* [GOAL] Of all the lines in the material, how many include the word "defaulters"? Give only the number.

Dataset items:
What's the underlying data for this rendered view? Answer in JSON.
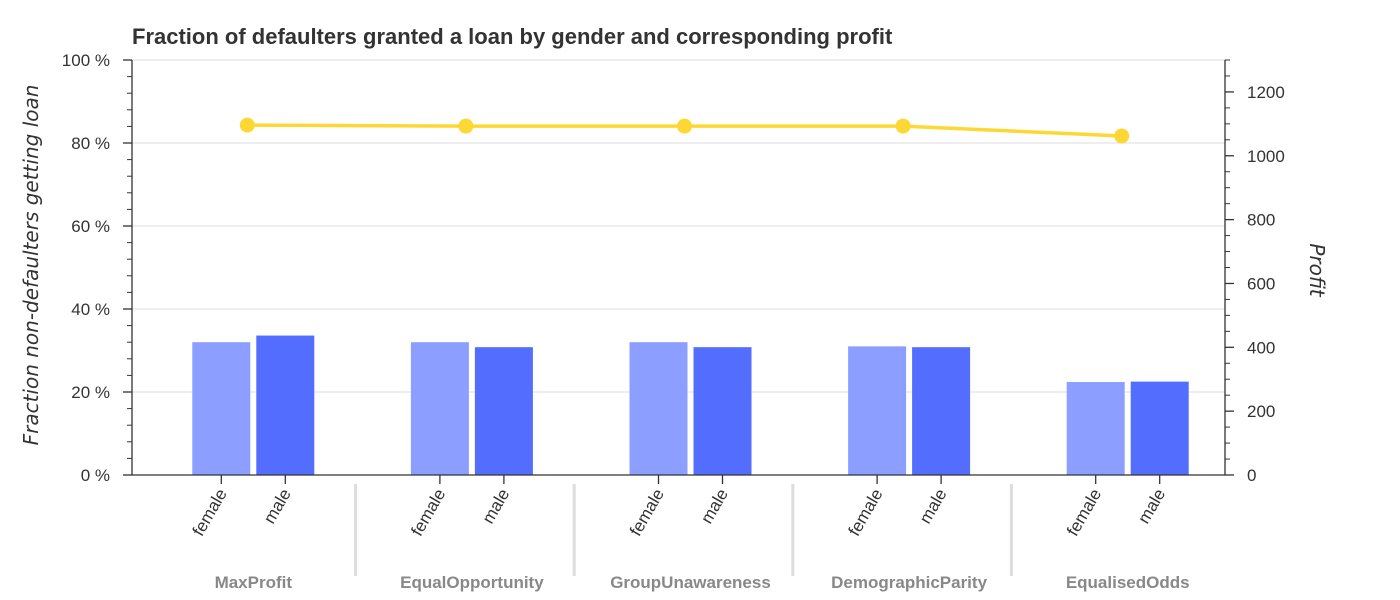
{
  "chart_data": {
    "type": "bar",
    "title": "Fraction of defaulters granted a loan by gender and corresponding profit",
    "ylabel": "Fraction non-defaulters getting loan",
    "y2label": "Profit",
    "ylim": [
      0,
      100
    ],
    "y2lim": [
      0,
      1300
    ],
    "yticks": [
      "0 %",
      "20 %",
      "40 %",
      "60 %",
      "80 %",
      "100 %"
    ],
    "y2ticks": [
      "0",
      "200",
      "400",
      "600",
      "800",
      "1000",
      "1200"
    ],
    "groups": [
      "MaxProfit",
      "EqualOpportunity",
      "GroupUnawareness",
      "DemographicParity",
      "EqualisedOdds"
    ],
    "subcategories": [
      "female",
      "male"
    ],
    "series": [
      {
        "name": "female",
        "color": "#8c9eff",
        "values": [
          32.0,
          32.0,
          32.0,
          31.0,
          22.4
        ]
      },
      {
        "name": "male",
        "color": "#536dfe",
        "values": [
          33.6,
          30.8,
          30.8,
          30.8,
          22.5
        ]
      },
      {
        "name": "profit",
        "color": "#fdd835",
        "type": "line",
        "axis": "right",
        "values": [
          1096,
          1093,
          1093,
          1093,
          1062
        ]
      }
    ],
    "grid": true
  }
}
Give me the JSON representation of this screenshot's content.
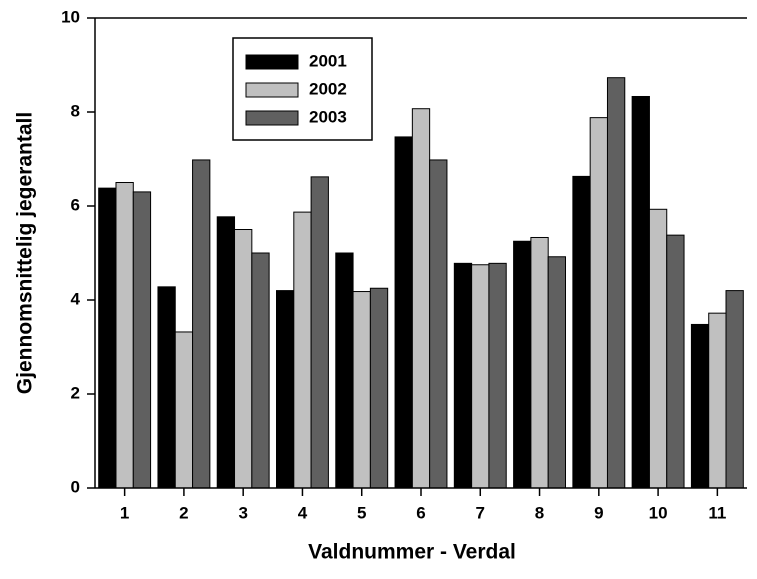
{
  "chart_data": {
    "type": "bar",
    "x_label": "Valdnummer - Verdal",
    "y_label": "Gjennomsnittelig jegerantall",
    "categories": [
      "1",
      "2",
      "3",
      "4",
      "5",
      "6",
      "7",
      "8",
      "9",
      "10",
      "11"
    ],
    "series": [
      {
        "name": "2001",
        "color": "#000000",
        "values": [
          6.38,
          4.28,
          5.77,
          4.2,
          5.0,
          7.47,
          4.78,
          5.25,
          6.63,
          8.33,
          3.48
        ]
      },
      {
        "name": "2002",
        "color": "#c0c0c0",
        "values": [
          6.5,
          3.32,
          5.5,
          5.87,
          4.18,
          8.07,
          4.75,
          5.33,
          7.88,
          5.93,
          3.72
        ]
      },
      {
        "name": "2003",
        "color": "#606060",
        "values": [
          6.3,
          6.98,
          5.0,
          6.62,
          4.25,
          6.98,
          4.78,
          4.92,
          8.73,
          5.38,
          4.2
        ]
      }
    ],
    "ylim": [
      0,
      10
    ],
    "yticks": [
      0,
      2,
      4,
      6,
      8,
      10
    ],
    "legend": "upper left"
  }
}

* [EXERCISE ANSWER] 2